■ The exercise
Scan the data for "group" and copy the lines it appears in.

[begin Raw records]

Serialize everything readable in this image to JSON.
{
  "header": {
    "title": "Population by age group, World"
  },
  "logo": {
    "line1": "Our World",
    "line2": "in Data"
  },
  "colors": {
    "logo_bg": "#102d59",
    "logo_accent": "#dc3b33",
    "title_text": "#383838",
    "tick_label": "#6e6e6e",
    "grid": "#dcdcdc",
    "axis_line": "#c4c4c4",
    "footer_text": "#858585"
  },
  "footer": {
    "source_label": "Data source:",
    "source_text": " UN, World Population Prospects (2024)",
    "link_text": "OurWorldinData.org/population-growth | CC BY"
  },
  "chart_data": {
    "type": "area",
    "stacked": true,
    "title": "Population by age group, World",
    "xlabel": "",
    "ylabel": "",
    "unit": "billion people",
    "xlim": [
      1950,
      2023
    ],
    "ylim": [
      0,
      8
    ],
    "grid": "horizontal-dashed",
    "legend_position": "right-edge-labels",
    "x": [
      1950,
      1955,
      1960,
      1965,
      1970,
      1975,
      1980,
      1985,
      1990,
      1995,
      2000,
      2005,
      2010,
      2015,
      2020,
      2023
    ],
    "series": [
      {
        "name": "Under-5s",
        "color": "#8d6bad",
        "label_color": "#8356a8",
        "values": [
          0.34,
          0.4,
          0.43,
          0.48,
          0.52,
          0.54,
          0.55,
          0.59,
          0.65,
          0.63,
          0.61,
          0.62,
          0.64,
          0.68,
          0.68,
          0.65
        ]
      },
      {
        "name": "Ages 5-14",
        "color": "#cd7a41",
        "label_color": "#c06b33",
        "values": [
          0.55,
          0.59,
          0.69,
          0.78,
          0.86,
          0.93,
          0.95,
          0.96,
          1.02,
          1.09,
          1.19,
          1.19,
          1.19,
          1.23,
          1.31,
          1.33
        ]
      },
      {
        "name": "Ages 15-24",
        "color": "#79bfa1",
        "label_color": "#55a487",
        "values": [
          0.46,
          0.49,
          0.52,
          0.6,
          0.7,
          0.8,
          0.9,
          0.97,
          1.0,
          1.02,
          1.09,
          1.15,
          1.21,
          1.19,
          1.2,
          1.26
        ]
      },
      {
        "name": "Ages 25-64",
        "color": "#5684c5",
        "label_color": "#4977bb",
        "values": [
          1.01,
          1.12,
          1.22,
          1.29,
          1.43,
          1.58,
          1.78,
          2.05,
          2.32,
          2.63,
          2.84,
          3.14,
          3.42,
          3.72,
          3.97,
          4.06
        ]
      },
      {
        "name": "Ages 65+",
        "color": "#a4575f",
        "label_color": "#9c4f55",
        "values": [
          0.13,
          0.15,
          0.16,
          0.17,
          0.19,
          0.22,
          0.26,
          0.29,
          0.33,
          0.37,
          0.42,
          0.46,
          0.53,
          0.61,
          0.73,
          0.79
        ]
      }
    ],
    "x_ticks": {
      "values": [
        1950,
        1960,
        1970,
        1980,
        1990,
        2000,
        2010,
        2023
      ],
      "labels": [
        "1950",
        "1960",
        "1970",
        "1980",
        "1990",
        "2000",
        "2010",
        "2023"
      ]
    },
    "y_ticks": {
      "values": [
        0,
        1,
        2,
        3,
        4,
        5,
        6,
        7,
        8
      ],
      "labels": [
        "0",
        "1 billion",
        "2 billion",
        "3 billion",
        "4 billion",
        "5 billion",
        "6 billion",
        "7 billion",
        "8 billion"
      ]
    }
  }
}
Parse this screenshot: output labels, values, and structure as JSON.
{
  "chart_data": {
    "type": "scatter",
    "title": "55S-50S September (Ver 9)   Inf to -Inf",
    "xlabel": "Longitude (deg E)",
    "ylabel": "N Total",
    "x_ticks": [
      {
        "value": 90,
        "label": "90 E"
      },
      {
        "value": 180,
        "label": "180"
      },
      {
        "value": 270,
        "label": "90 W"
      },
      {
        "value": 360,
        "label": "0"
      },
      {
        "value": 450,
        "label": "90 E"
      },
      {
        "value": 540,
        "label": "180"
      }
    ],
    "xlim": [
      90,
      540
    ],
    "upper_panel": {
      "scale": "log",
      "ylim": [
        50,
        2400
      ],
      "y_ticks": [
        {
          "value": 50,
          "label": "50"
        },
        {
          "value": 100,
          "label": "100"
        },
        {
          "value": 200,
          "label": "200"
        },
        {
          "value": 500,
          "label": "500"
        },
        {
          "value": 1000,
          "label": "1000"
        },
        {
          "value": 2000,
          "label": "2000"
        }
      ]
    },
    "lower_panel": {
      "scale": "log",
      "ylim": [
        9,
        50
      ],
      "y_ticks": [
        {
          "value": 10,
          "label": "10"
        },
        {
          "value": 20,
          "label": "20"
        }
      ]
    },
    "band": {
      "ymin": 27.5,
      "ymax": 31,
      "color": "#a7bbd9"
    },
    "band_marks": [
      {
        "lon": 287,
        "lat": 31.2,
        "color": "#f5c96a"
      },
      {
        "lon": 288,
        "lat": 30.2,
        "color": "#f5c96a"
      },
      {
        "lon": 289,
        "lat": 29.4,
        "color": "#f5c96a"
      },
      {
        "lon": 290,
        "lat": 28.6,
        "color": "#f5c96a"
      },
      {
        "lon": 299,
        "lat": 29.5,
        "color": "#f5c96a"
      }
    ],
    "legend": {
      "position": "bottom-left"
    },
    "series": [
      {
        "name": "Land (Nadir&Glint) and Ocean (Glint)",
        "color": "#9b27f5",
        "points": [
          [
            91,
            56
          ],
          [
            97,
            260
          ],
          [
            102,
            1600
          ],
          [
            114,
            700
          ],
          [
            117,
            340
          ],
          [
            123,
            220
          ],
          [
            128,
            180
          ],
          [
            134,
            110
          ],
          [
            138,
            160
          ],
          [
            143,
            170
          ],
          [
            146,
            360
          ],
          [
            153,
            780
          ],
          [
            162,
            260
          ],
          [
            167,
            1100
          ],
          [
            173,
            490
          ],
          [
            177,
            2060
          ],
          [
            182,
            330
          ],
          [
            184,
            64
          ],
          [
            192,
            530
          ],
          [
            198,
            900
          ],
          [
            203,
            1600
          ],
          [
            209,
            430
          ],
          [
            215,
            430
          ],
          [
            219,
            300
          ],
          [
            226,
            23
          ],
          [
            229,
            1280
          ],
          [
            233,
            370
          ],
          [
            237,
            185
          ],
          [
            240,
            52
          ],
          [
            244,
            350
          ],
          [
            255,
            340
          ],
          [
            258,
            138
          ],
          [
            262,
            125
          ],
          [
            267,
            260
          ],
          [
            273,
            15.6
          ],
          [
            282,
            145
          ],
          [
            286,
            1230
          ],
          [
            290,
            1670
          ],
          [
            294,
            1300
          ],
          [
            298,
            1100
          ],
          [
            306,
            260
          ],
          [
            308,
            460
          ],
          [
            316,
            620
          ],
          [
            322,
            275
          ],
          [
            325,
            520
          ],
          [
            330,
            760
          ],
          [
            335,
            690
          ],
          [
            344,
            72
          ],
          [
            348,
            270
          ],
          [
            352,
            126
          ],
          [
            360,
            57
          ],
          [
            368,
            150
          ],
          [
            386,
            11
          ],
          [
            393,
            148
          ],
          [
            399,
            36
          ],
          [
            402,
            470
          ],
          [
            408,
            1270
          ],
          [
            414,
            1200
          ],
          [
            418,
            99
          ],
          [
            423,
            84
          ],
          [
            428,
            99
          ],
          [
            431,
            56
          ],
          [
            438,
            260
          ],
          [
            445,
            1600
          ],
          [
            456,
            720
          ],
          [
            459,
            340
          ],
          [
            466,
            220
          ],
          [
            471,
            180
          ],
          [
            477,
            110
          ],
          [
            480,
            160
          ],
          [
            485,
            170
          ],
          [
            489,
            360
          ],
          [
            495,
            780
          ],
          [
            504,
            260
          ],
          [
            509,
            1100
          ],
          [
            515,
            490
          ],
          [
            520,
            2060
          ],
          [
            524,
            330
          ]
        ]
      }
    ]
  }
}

[end Raw records]

■ Answer to the task
    "title": "Population by age group, World"
    "title": "Population by age group, World",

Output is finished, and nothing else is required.